[Figure data in JSON]
(begin)

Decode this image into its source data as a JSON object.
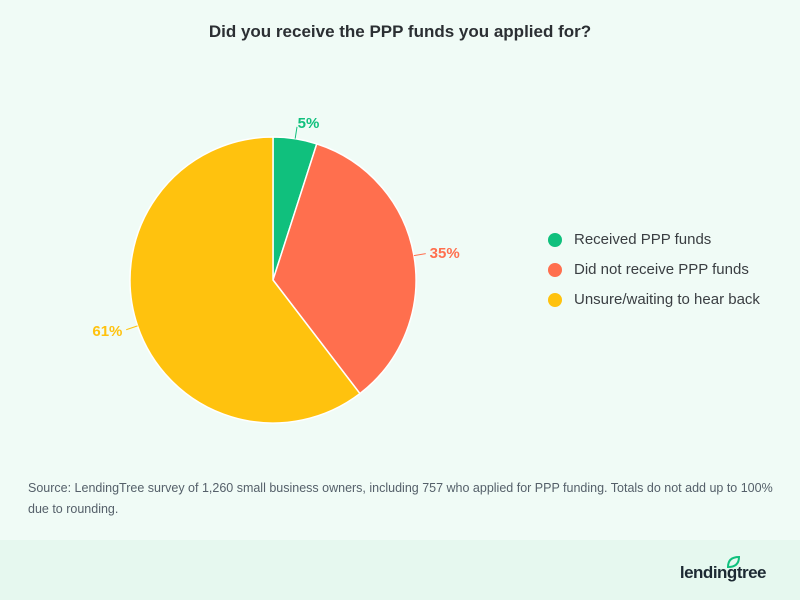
{
  "chart_data": {
    "type": "pie",
    "title": "Did you receive the PPP funds you applied for?",
    "categories": [
      "Received PPP funds",
      "Did not receive PPP funds",
      "Unsure/waiting to hear back"
    ],
    "values": [
      5,
      35,
      61
    ],
    "labels": [
      "5%",
      "35%",
      "61%"
    ],
    "colors": [
      "#10c07d",
      "#ff6f4e",
      "#ffc20e"
    ],
    "legend_position": "right"
  },
  "source": "Source: LendingTree survey of 1,260 small business owners, including 757 who applied for PPP funding. Totals do not add up to 100% due to rounding.",
  "logo": "lendingtree"
}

(end)

● **Aim of the task**
Go through the entries above and print each one exactly, minus the pictures.

● **Solution to the problem**
Decode this image into its source data as a JSON object.
{
  "chart_data": {
    "type": "pie",
    "title": "Did you receive the PPP funds you applied for?",
    "categories": [
      "Received PPP funds",
      "Did not receive PPP funds",
      "Unsure/waiting to hear back"
    ],
    "values": [
      5,
      35,
      61
    ],
    "labels": [
      "5%",
      "35%",
      "61%"
    ],
    "colors": [
      "#10c07d",
      "#ff6f4e",
      "#ffc20e"
    ],
    "legend_position": "right"
  },
  "source": "Source: LendingTree survey of 1,260 small business owners, including 757 who applied for PPP funding. Totals do not add up to 100% due to rounding.",
  "logo": "lendingtree"
}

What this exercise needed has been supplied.